### THE PROBLEM
Identify the lines in the data below that contain "content" and give only how many there are.
********************
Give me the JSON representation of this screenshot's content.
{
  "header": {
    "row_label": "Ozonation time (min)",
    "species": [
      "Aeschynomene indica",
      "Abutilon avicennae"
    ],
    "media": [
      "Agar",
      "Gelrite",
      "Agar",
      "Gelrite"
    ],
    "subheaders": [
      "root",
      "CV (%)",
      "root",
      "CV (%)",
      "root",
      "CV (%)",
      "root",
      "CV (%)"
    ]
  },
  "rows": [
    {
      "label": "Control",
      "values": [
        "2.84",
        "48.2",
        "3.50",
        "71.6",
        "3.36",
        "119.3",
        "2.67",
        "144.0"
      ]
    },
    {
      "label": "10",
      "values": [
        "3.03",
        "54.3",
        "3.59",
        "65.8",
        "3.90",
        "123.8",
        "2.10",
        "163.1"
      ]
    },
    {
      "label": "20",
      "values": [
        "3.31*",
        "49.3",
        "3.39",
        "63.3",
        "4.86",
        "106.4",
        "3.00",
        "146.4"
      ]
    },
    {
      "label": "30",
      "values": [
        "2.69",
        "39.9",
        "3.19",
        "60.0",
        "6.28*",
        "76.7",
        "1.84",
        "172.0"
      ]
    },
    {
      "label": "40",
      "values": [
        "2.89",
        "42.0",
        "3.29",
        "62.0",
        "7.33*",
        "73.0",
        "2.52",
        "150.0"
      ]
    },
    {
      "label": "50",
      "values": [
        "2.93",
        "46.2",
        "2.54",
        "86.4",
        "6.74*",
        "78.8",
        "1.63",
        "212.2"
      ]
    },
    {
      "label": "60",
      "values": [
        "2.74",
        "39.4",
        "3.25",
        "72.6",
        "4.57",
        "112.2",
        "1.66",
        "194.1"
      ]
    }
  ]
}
********************
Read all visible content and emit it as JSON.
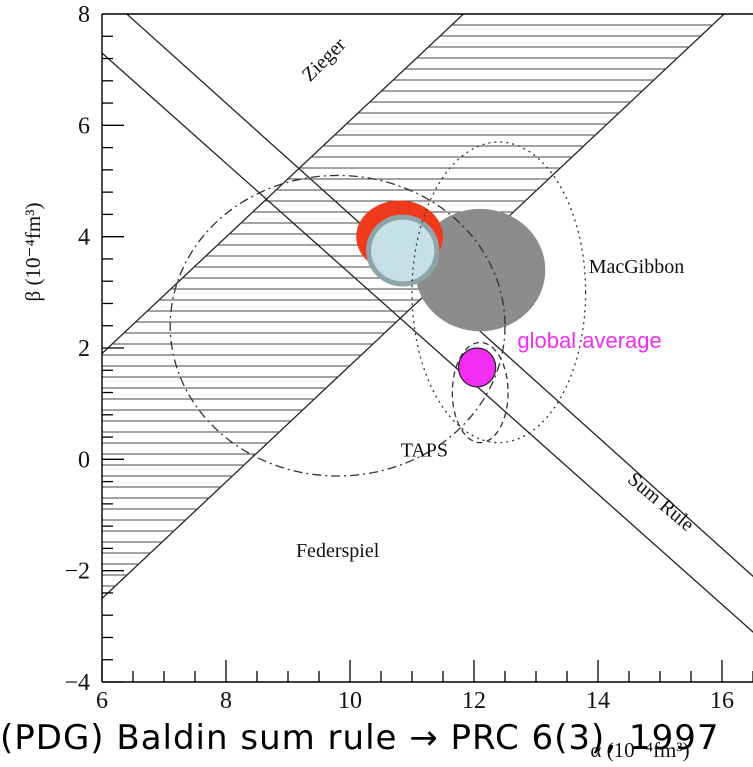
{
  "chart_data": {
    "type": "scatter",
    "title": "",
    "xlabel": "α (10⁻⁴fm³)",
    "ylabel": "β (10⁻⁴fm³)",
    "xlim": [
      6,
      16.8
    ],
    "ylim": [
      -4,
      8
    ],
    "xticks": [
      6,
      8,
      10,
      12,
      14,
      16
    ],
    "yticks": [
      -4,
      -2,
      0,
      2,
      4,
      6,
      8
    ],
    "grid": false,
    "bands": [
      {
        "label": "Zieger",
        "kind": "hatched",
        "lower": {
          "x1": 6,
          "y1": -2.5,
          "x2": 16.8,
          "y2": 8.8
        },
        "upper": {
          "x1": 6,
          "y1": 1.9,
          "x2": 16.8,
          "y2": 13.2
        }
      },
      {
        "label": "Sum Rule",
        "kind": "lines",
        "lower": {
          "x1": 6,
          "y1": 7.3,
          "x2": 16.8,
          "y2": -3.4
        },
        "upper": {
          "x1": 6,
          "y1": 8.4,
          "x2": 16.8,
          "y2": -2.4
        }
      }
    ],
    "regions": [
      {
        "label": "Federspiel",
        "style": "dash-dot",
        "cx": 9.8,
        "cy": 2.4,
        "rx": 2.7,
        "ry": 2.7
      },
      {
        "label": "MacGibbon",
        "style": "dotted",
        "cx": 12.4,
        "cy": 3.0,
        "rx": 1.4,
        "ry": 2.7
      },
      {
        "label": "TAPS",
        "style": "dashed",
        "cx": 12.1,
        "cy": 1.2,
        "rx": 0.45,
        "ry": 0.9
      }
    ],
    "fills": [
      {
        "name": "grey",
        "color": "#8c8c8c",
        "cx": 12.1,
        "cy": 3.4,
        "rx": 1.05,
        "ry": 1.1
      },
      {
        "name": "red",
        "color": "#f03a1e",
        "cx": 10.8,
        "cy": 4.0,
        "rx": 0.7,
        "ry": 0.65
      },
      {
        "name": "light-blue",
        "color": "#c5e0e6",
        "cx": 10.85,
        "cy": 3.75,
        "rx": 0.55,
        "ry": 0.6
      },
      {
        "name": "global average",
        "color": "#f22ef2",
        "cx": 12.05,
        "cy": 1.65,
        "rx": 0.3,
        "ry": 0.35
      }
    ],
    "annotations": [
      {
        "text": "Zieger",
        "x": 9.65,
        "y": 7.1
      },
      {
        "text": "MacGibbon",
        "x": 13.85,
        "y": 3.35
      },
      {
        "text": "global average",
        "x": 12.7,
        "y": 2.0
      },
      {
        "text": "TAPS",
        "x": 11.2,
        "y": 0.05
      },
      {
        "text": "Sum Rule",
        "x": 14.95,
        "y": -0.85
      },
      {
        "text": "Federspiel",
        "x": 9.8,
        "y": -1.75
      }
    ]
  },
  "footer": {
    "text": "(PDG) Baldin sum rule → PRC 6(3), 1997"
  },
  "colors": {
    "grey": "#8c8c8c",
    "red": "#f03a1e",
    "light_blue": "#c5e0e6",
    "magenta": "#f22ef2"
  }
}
********************
### FULL ANSWER
2